**TASK GOAL**
Copy out all of the material, matching it word for word.
>> BEGIN GIVEN INFORMATION
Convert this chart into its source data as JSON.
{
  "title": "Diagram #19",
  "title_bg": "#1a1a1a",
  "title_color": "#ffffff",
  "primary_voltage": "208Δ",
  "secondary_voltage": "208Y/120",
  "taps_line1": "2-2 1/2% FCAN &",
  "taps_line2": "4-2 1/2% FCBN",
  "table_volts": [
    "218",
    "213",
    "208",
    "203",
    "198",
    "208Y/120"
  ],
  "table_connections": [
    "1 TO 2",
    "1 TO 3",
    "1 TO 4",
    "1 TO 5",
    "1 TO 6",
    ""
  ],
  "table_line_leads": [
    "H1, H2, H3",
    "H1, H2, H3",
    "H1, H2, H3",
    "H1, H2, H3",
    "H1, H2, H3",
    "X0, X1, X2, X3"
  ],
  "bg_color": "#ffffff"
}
>> END GIVEN INFORMATION
**RESULT OF THE EXERCISE**
Convert this chart into its source data as JSON.
{
  "title": "Diagram #19",
  "title_bg": "#1a1a1a",
  "title_color": "#ffffff",
  "primary_voltage": "208Δ",
  "secondary_voltage": "208Y/120",
  "taps_line1": "2-2 1/2% FCAN &",
  "taps_line2": "4-2 1/2% FCBN",
  "table_volts": [
    "218",
    "213",
    "208",
    "203",
    "198",
    "208Y/120"
  ],
  "table_connections": [
    "1 TO 2",
    "1 TO 3",
    "1 TO 4",
    "1 TO 5",
    "1 TO 6",
    ""
  ],
  "table_line_leads": [
    "H1, H2, H3",
    "H1, H2, H3",
    "H1, H2, H3",
    "H1, H2, H3",
    "H1, H2, H3",
    "X0, X1, X2, X3"
  ],
  "bg_color": "#ffffff"
}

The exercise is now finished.